**What the task asks**
Write out every line of the material exactly as it appears.

[Stored entries]
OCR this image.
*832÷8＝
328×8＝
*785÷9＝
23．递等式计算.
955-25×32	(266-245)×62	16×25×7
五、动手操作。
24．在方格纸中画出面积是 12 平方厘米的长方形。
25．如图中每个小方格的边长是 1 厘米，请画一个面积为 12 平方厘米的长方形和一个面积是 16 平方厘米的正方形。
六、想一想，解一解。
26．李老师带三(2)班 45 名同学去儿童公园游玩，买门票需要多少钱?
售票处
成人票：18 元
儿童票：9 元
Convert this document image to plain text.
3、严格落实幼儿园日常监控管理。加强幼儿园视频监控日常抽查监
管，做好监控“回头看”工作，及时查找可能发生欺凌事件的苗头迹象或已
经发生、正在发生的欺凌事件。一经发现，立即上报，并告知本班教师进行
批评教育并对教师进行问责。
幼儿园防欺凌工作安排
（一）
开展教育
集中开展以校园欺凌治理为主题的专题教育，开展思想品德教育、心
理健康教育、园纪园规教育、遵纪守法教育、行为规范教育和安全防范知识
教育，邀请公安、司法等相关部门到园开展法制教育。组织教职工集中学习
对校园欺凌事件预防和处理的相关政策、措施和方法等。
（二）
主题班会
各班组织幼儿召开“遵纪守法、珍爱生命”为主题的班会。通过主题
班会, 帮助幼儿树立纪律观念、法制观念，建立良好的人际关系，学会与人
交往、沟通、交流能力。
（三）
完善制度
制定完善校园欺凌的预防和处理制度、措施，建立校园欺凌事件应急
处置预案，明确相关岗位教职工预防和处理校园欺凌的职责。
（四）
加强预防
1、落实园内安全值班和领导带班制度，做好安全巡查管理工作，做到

**Written solution**
OCR this image.
*832÷8＝
328×8＝
*785÷9＝
23．递等式计算.
955-25×32	(266-245)×62	16×25×7
五、动手操作。
24．在方格纸中画出面积是 12 平方厘米的长方形。
25．如图中每个小方格的边长是 1 厘米，请画一个面积为 12 平方厘米的长方形和一个面积是 16 平方厘米的正方形。
六、想一想，解一解。
26．李老师带三(2)班 45 名同学去儿童公园游玩，买门票需要多少钱?
售票处
成人票：18 元
儿童票：9 元
Convert this document image to plain text.
3、严格落实幼儿园日常监控管理。加强幼儿园视频监控日常抽查监
管，做好监控“回头看”工作，及时查找可能发生欺凌事件的苗头迹象或已
经发生、正在发生的欺凌事件。一经发现，立即上报，并告知本班教师进行
批评教育并对教师进行问责。
幼儿园防欺凌工作安排
（一）
开展教育
集中开展以校园欺凌治理为主题的专题教育，开展思想品德教育、心
理健康教育、园纪园规教育、遵纪守法教育、行为规范教育和安全防范知识
教育，邀请公安、司法等相关部门到园开展法制教育。组织教职工集中学习
对校园欺凌事件预防和处理的相关政策、措施和方法等。
（二）
主题班会
各班组织幼儿召开“遵纪守法、珍爱生命”为主题的班会。通过主题
班会, 帮助幼儿树立纪律观念、法制观念，建立良好的人际关系，学会与人
交往、沟通、交流能力。
（三）
完善制度
制定完善校园欺凌的预防和处理制度、措施，建立校园欺凌事件应急
处置预案，明确相关岗位教职工预防和处理校园欺凌的职责。
（四）
加强预防
1、落实园内安全值班和领导带班制度，做好安全巡查管理工作，做到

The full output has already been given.